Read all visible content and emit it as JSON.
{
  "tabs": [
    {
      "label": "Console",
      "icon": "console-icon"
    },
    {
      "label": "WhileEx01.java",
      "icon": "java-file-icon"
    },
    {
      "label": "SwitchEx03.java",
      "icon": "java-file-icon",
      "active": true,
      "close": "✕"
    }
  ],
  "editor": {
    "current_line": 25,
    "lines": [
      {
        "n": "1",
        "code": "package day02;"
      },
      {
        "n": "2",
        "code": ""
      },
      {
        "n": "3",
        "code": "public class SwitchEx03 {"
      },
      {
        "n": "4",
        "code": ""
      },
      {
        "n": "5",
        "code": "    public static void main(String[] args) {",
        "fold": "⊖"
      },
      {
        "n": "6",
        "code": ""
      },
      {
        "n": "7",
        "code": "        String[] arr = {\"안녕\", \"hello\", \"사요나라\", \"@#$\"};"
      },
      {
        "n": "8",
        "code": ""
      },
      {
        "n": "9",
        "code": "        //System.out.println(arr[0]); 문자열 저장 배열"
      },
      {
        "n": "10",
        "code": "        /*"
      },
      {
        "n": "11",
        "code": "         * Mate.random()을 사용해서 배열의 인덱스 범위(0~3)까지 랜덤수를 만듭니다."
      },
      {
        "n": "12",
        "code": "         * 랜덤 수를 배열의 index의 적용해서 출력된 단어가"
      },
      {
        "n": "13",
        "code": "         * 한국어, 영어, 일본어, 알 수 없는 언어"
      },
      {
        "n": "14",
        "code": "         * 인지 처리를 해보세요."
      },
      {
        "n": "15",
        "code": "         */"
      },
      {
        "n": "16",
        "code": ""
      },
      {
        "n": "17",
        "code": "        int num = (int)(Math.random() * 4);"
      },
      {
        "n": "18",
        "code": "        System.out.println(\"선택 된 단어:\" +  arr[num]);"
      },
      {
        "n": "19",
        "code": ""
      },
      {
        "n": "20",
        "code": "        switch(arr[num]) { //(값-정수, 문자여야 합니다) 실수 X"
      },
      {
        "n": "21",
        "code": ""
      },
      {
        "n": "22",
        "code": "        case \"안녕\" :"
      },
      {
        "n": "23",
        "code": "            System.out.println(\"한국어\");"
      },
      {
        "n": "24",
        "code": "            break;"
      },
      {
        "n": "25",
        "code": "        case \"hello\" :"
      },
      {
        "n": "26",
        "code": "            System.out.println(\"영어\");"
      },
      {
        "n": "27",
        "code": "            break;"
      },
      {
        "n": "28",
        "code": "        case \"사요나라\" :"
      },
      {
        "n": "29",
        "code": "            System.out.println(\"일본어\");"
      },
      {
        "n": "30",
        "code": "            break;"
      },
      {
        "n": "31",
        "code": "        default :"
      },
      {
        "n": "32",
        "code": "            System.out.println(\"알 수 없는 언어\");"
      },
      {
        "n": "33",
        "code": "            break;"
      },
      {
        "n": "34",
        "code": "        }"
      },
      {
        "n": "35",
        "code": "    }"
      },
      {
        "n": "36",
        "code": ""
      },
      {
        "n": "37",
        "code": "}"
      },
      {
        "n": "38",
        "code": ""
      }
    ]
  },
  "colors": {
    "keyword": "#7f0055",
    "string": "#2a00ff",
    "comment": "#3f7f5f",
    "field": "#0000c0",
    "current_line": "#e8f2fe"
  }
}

## DESCRIPTION OF THE TASK
Copy each line of the data above that holds "java".

## FULL ANSWER
      "label": "WhileEx01.java",
      "icon": "java-file-icon"
      "label": "SwitchEx03.java",
      "icon": "java-file-icon",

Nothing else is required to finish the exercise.